| To be done |
Your task is to count the lines of the entries below that include the word "brand" and to give only the resulting number.

## Start Provided data

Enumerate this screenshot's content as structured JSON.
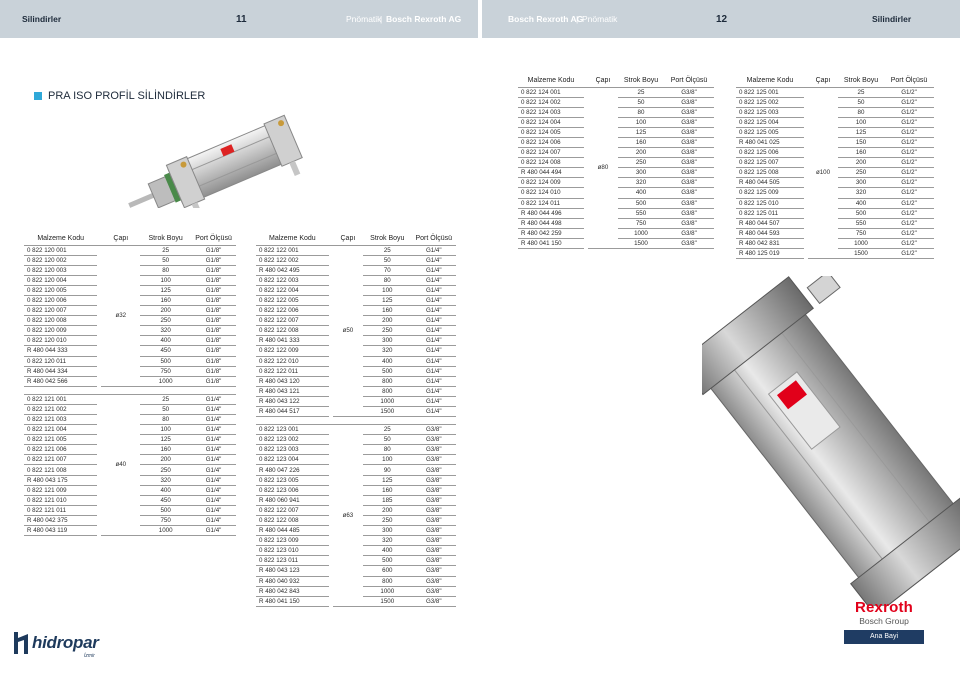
{
  "header_left": {
    "title": "Silindirler",
    "page": "11",
    "category": "Pnömatik",
    "brand": "Bosch Rexroth AG"
  },
  "header_right": {
    "brand": "Bosch Rexroth AG",
    "category": "Pnömatik",
    "page": "12",
    "title": "Silindirler"
  },
  "section_title": "PRA ISO PROFİL SİLİNDİRLER",
  "columns": {
    "code": "Malzeme Kodu",
    "dia": "Çapı",
    "stroke": "Strok Boyu",
    "port": "Port Ölçüsü"
  },
  "tables": {
    "t1": {
      "groups": [
        {
          "dia": "ø32",
          "rows": [
            [
              "0 822 120 001",
              "25",
              "G1/8\""
            ],
            [
              "0 822 120 002",
              "50",
              "G1/8\""
            ],
            [
              "0 822 120 003",
              "80",
              "G1/8\""
            ],
            [
              "0 822 120 004",
              "100",
              "G1/8\""
            ],
            [
              "0 822 120 005",
              "125",
              "G1/8\""
            ],
            [
              "0 822 120 006",
              "160",
              "G1/8\""
            ],
            [
              "0 822 120 007",
              "200",
              "G1/8\""
            ],
            [
              "0 822 120 008",
              "250",
              "G1/8\""
            ],
            [
              "0 822 120 009",
              "320",
              "G1/8\""
            ],
            [
              "0 822 120 010",
              "400",
              "G1/8\""
            ],
            [
              "R 480 044 333",
              "450",
              "G1/8\""
            ],
            [
              "0 822 120 011",
              "500",
              "G1/8\""
            ],
            [
              "R 480 044 334",
              "750",
              "G1/8\""
            ],
            [
              "R 480 042 566",
              "1000",
              "G1/8\""
            ]
          ]
        },
        {
          "dia": "ø40",
          "rows": [
            [
              "0 822 121 001",
              "25",
              "G1/4\""
            ],
            [
              "0 822 121 002",
              "50",
              "G1/4\""
            ],
            [
              "0 822 121 003",
              "80",
              "G1/4\""
            ],
            [
              "0 822 121 004",
              "100",
              "G1/4\""
            ],
            [
              "0 822 121 005",
              "125",
              "G1/4\""
            ],
            [
              "0 822 121 006",
              "160",
              "G1/4\""
            ],
            [
              "0 822 121 007",
              "200",
              "G1/4\""
            ],
            [
              "0 822 121 008",
              "250",
              "G1/4\""
            ],
            [
              "R 480 043 175",
              "320",
              "G1/4\""
            ],
            [
              "0 822 121 009",
              "400",
              "G1/4\""
            ],
            [
              "0 822 121 010",
              "450",
              "G1/4\""
            ],
            [
              "0 822 121 011",
              "500",
              "G1/4\""
            ],
            [
              "R 480 042 375",
              "750",
              "G1/4\""
            ],
            [
              "R 480 043 119",
              "1000",
              "G1/4\""
            ]
          ]
        }
      ]
    },
    "t2": {
      "groups": [
        {
          "dia": "ø50",
          "rows": [
            [
              "0 822 122 001",
              "25",
              "G1/4\""
            ],
            [
              "0 822 122 002",
              "50",
              "G1/4\""
            ],
            [
              "R 480 042 495",
              "70",
              "G1/4\""
            ],
            [
              "0 822 122 003",
              "80",
              "G1/4\""
            ],
            [
              "0 822 122 004",
              "100",
              "G1/4\""
            ],
            [
              "0 822 122 005",
              "125",
              "G1/4\""
            ],
            [
              "0 822 122 006",
              "160",
              "G1/4\""
            ],
            [
              "0 822 122 007",
              "200",
              "G1/4\""
            ],
            [
              "0 822 122 008",
              "250",
              "G1/4\""
            ],
            [
              "R 480 041 333",
              "300",
              "G1/4\""
            ],
            [
              "0 822 122 009",
              "320",
              "G1/4\""
            ],
            [
              "0 822 122 010",
              "400",
              "G1/4\""
            ],
            [
              "0 822 122 011",
              "500",
              "G1/4\""
            ],
            [
              "R 480 043 120",
              "800",
              "G1/4\""
            ],
            [
              "R 480 043 121",
              "800",
              "G1/4\""
            ],
            [
              "R 480 043 122",
              "1000",
              "G1/4\""
            ],
            [
              "R 480 044 517",
              "1500",
              "G1/4\""
            ]
          ]
        },
        {
          "dia": "ø63",
          "rows": [
            [
              "0 822 123 001",
              "25",
              "G3/8\""
            ],
            [
              "0 822 123 002",
              "50",
              "G3/8\""
            ],
            [
              "0 822 123 003",
              "80",
              "G3/8\""
            ],
            [
              "0 822 123 004",
              "100",
              "G3/8\""
            ],
            [
              "R 480 047 226",
              "90",
              "G3/8\""
            ],
            [
              "0 822 123 005",
              "125",
              "G3/8\""
            ],
            [
              "0 822 123 006",
              "160",
              "G3/8\""
            ],
            [
              "R 480 060 941",
              "185",
              "G3/8\""
            ],
            [
              "0 822 122 007",
              "200",
              "G3/8\""
            ],
            [
              "0 822 122 008",
              "250",
              "G3/8\""
            ],
            [
              "R 480 044 485",
              "300",
              "G3/8\""
            ],
            [
              "0 822 123 009",
              "320",
              "G3/8\""
            ],
            [
              "0 822 123 010",
              "400",
              "G3/8\""
            ],
            [
              "0 822 123 011",
              "500",
              "G3/8\""
            ],
            [
              "R 480 043 123",
              "600",
              "G3/8\""
            ],
            [
              "R 480 040 932",
              "800",
              "G3/8\""
            ],
            [
              "R 480 042 843",
              "1000",
              "G3/8\""
            ],
            [
              "R 480 041 150",
              "1500",
              "G3/8\""
            ]
          ]
        }
      ]
    },
    "t3": {
      "groups": [
        {
          "dia": "ø80",
          "rows": [
            [
              "0 822 124 001",
              "25",
              "G3/8\""
            ],
            [
              "0 822 124 002",
              "50",
              "G3/8\""
            ],
            [
              "0 822 124 003",
              "80",
              "G3/8\""
            ],
            [
              "0 822 124 004",
              "100",
              "G3/8\""
            ],
            [
              "0 822 124 005",
              "125",
              "G3/8\""
            ],
            [
              "0 822 124 006",
              "160",
              "G3/8\""
            ],
            [
              "0 822 124 007",
              "200",
              "G3/8\""
            ],
            [
              "0 822 124 008",
              "250",
              "G3/8\""
            ],
            [
              "R 480 044 494",
              "300",
              "G3/8\""
            ],
            [
              "0 822 124 009",
              "320",
              "G3/8\""
            ],
            [
              "0 822 124 010",
              "400",
              "G3/8\""
            ],
            [
              "0 822 124 011",
              "500",
              "G3/8\""
            ],
            [
              "R 480 044 496",
              "550",
              "G3/8\""
            ],
            [
              "R 480 044 498",
              "750",
              "G3/8\""
            ],
            [
              "R 480 042 259",
              "1000",
              "G3/8\""
            ],
            [
              "R 480 041 150",
              "1500",
              "G3/8\""
            ]
          ]
        }
      ]
    },
    "t4": {
      "groups": [
        {
          "dia": "ø100",
          "rows": [
            [
              "0 822 125 001",
              "25",
              "G1/2\""
            ],
            [
              "0 822 125 002",
              "50",
              "G1/2\""
            ],
            [
              "0 822 125 003",
              "80",
              "G1/2\""
            ],
            [
              "0 822 125 004",
              "100",
              "G1/2\""
            ],
            [
              "0 822 125 005",
              "125",
              "G1/2\""
            ],
            [
              "R 480 041 025",
              "150",
              "G1/2\""
            ],
            [
              "0 822 125 006",
              "160",
              "G1/2\""
            ],
            [
              "0 822 125 007",
              "200",
              "G1/2\""
            ],
            [
              "0 822 125 008",
              "250",
              "G1/2\""
            ],
            [
              "R 480 044 505",
              "300",
              "G1/2\""
            ],
            [
              "0 822 125 009",
              "320",
              "G1/2\""
            ],
            [
              "0 822 125 010",
              "400",
              "G1/2\""
            ],
            [
              "0 822 125 011",
              "500",
              "G1/2\""
            ],
            [
              "R 480 044 507",
              "550",
              "G1/2\""
            ],
            [
              "R 480 044 593",
              "750",
              "G1/2\""
            ],
            [
              "R 480 042 831",
              "1000",
              "G1/2\""
            ],
            [
              "R 480 125 019",
              "1500",
              "G1/2\""
            ]
          ]
        }
      ]
    }
  },
  "logo_left": {
    "name": "hidropar",
    "sub": "İzmir"
  },
  "logo_right": {
    "brand": "Rexroth",
    "group": "Bosch Group",
    "badge": "Ana Bayi"
  },
  "colors": {
    "header_bg": "#c9d2d9",
    "accent": "#2fa8d8",
    "rexroth_red": "#e1001a",
    "navy": "#1f3c63"
  }
}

## End Provided data

| Result for this exercise |
3